§ Aim: Report every line in the listing below where the string "удается" shows up.

(Stored data)
☆ ☆ ☆ ☆ ☆ ☆ ☆

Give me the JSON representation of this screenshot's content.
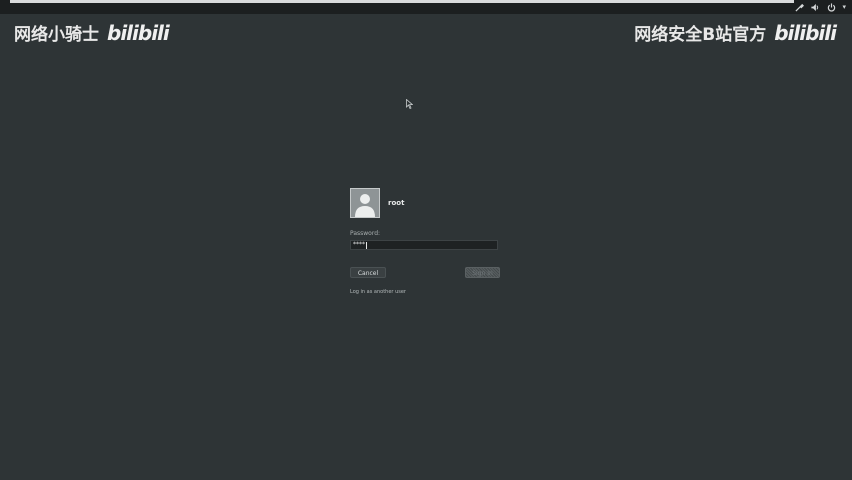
{
  "watermarks": {
    "left_text": "网络小骑士",
    "left_logo": "bilibili",
    "right_text": "网络安全B站官方",
    "right_logo": "bilibili"
  },
  "system_tray": {
    "icons": [
      "tools-icon",
      "volume-icon",
      "power-icon"
    ]
  },
  "login": {
    "username": "root",
    "password_label": "Password:",
    "password_value": "****",
    "cancel_label": "Cancel",
    "sign_in_label": "Sign In",
    "other_user_link": "Log in as another user"
  },
  "colors": {
    "background": "#2e3436",
    "field_background": "#1e2223",
    "text": "#e8eaea"
  }
}
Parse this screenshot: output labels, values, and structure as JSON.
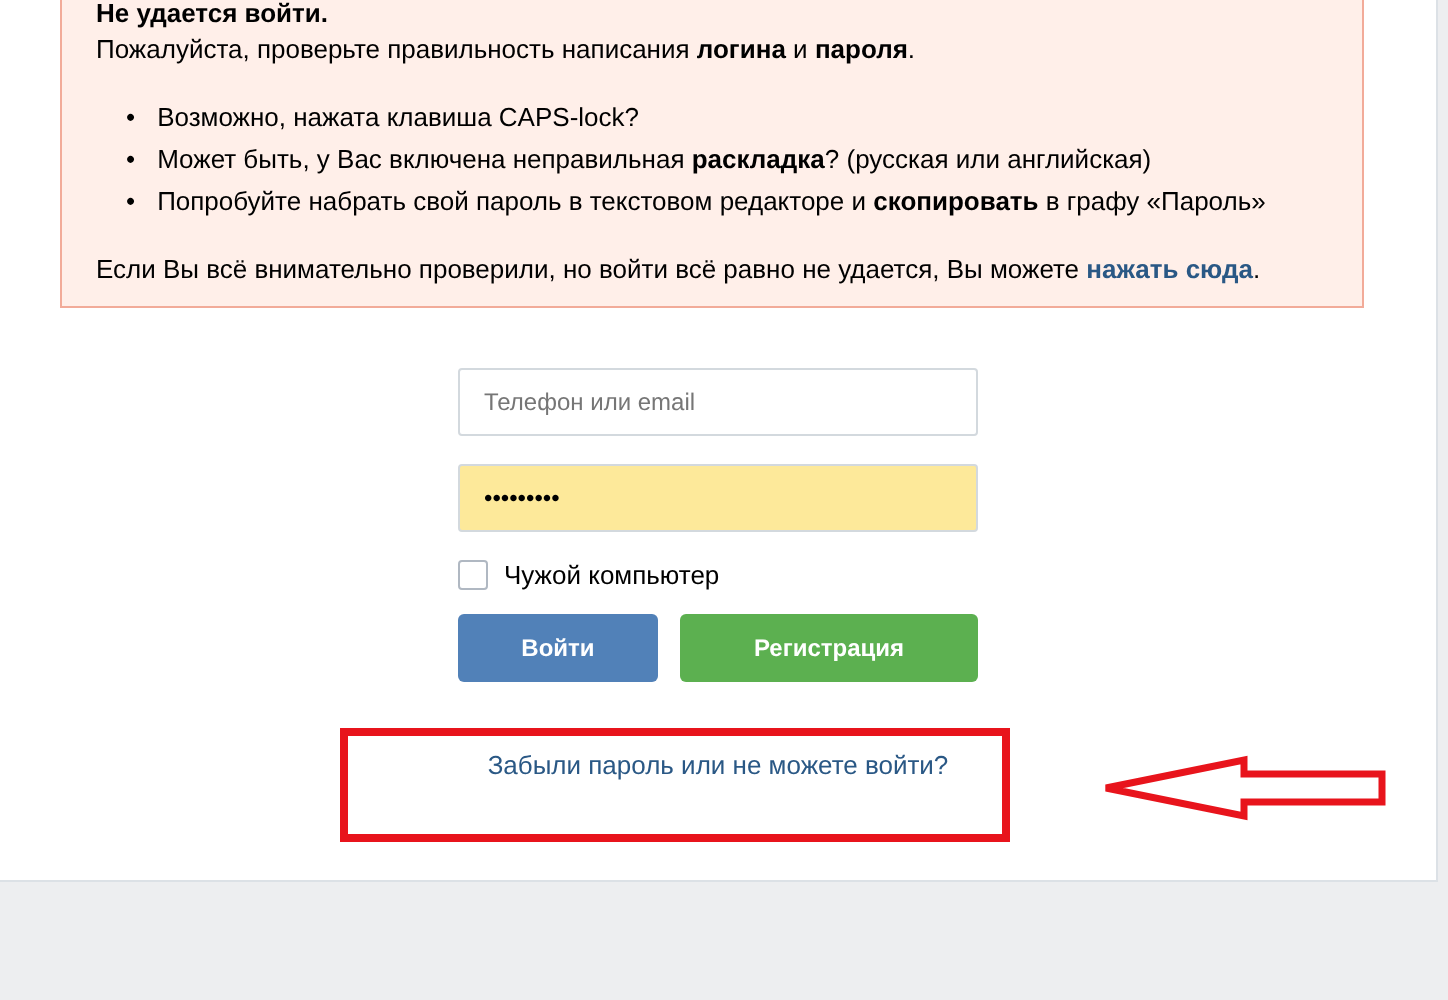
{
  "alert": {
    "title": "Не удается войти.",
    "message": "Пожалуйста, проверьте правильность написания **логина** и **пароля**.",
    "tips": [
      {
        "bullet": "•",
        "text": "Возможно, нажата клавиша CAPS-lock?"
      },
      {
        "bullet": "•",
        "text": "Может быть, у Вас включена неправильная **раскладка**? (русская или английская)"
      },
      {
        "bullet": "•",
        "text": "Попробуйте набрать свой пароль в текстовом редакторе и **скопировать** в графу «Пароль»"
      }
    ],
    "footer": {
      "text": "Если Вы всё внимательно проверили, но войти всё равно не удается, Вы можете",
      "link": "нажать сюда",
      "end": "."
    }
  },
  "form": {
    "login": {
      "placeholder": "Телефон или email"
    },
    "password": {
      "value": "•••••••••",
      "autofilled": true
    },
    "remember": {
      "label": "Чужой компьютер",
      "checked": false
    },
    "buttons": [
      {
        "label": "Войти",
        "kind": "primary"
      },
      {
        "label": "Регистрация",
        "kind": "secondary"
      }
    ],
    "forgot_link": "Забыли пароль или не можете войти?"
  }
}
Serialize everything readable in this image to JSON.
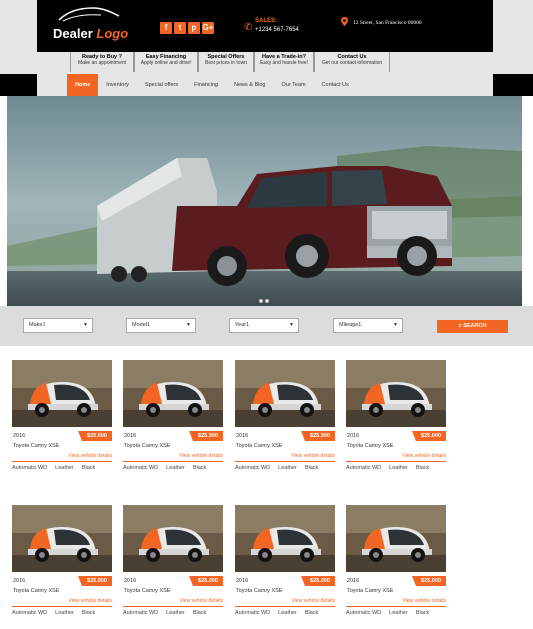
{
  "header": {
    "logo": {
      "word1": "Dealer",
      "word2": "Logo"
    },
    "socials": [
      "f",
      "t",
      "p",
      "G+"
    ],
    "sales_label": "SALES:",
    "sales_phone": "+1234 567-7654",
    "address": "12 Street, San Francisco 00000"
  },
  "quicklinks": [
    {
      "title": "Ready to Buy ?",
      "sub": "Make an appointment"
    },
    {
      "title": "Easy Financing",
      "sub": "Apply online and drive!"
    },
    {
      "title": "Special Offers",
      "sub": "Best prices in town"
    },
    {
      "title": "Have a Trade-in?",
      "sub": "Easy and hassle free!"
    },
    {
      "title": "Contact Us",
      "sub": "Get our contact information"
    }
  ],
  "nav": [
    "Home",
    "Inventory",
    "Special offers",
    "Financing",
    "News & Blog",
    "Our Team",
    "Contact Us"
  ],
  "search": {
    "make": "Make1",
    "model": "Model1",
    "year": "Year1",
    "mileage": "Mileage1",
    "button": "SEARCH"
  },
  "cards": [
    {
      "year": "2016",
      "price": "$25.000",
      "model": "Toyota Camry XSE",
      "link": "View vehicle details",
      "trans": "Automatic WD",
      "interior": "Leather",
      "color": "Black"
    },
    {
      "year": "2016",
      "price": "$25.000",
      "model": "Toyota Camry XSE",
      "link": "View vehicle details",
      "trans": "Automatic WD",
      "interior": "Leather",
      "color": "Black"
    },
    {
      "year": "2016",
      "price": "$25.000",
      "model": "Toyota Camry XSE",
      "link": "View vehicle details",
      "trans": "Automatic WD",
      "interior": "Leather",
      "color": "Black"
    },
    {
      "year": "2016",
      "price": "$25.000",
      "model": "Toyota Camry XSE",
      "link": "View vehicle details",
      "trans": "Automatic WD",
      "interior": "Leather",
      "color": "Black"
    },
    {
      "year": "2016",
      "price": "$25.000",
      "model": "Toyota Camry XSE",
      "link": "View vehicle details",
      "trans": "Automatic WD",
      "interior": "Leather",
      "color": "Black"
    },
    {
      "year": "2016",
      "price": "$25.000",
      "model": "Toyota Camry XSE",
      "link": "View vehicle details",
      "trans": "Automatic WD",
      "interior": "Leather",
      "color": "Black"
    },
    {
      "year": "2016",
      "price": "$25.000",
      "model": "Toyota Camry XSE",
      "link": "View vehicle details",
      "trans": "Automatic WD",
      "interior": "Leather",
      "color": "Black"
    },
    {
      "year": "2016",
      "price": "$25.000",
      "model": "Toyota Camry XSE",
      "link": "View vehicle details",
      "trans": "Automatic WD",
      "interior": "Leather",
      "color": "Black"
    }
  ],
  "colors": {
    "accent": "#f26522",
    "header_bg": "#000000",
    "bar_bg": "#e6e6e6"
  },
  "icons": [
    "car-logo-icon",
    "facebook-icon",
    "twitter-icon",
    "pinterest-icon",
    "google-plus-icon",
    "phone-icon",
    "map-pin-icon",
    "search-icon",
    "dropdown-caret-icon"
  ]
}
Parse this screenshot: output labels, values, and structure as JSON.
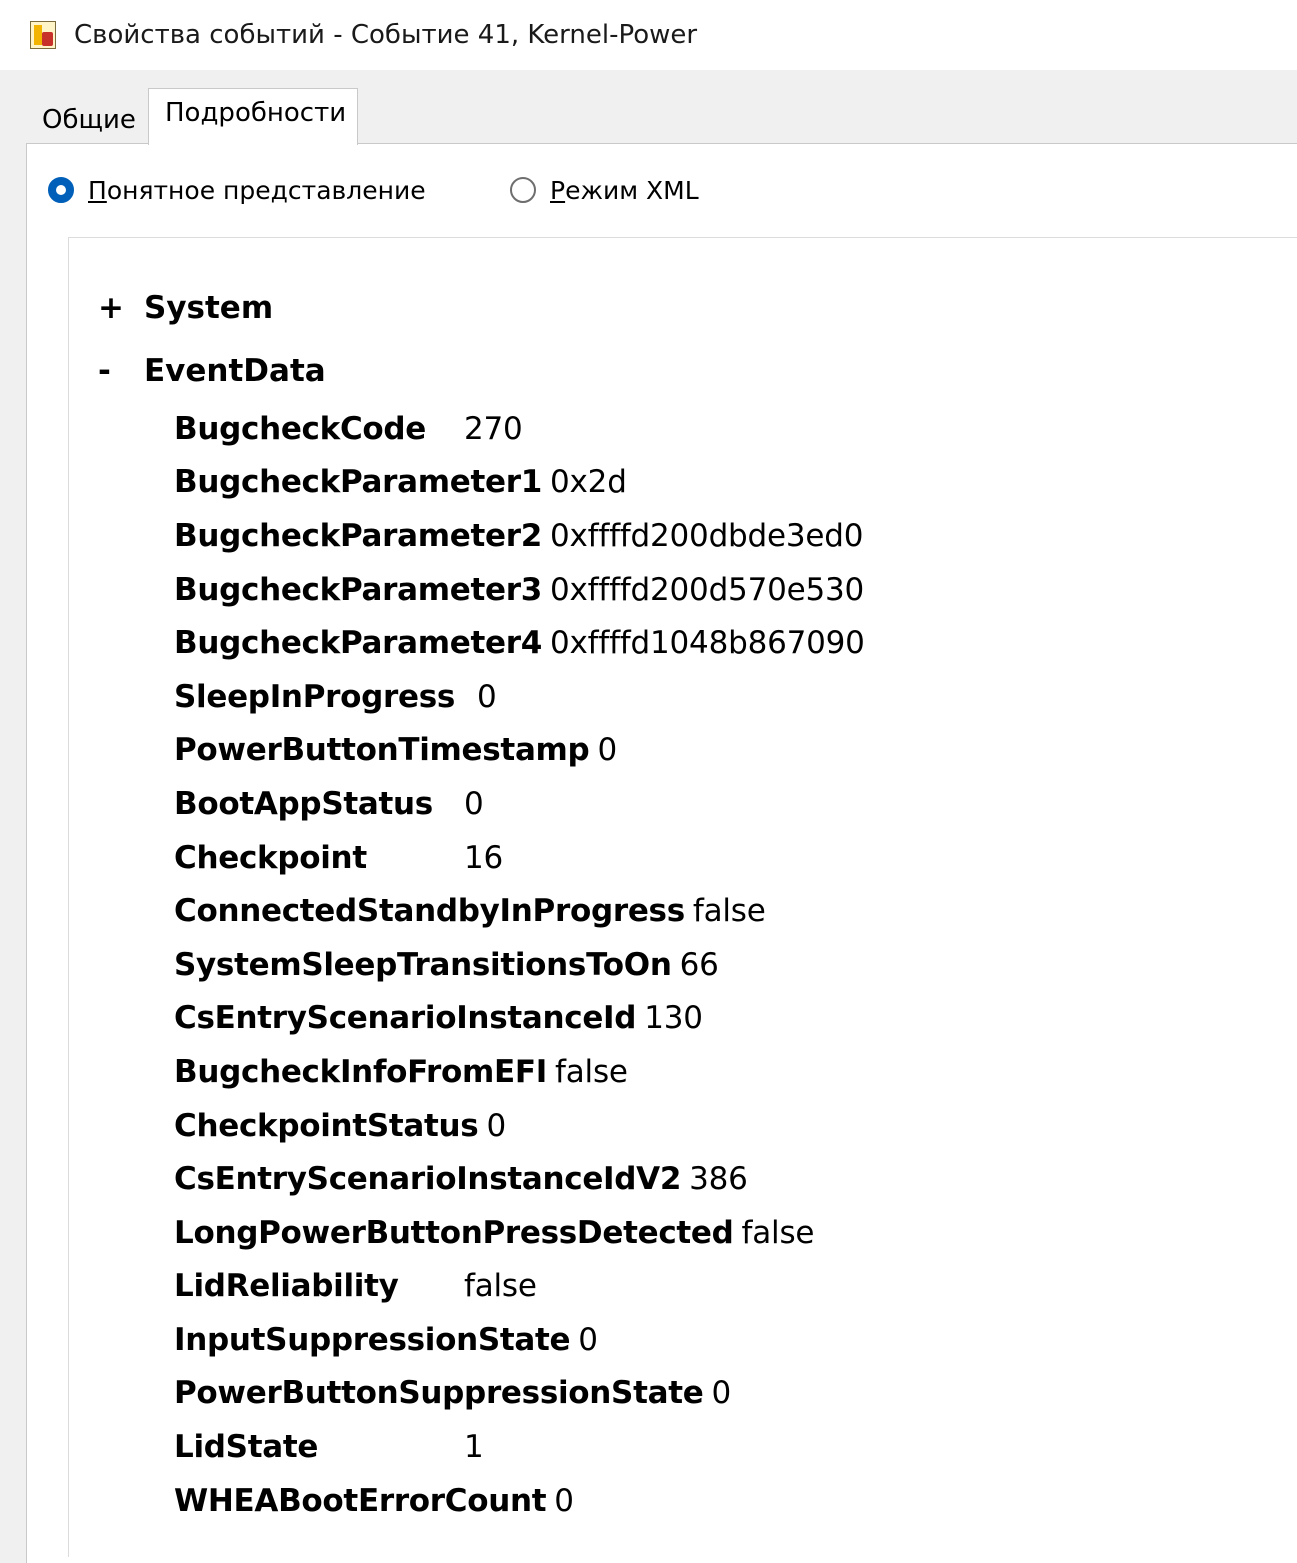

☆ ☆ ☆ ☆ ☆ ☆ ☆

§ Response for this exercise:
    "title": "Не удается войти.",
      "text": "Если Вы всё внимательно проверили, но войти всё равно не удается, Вы можете",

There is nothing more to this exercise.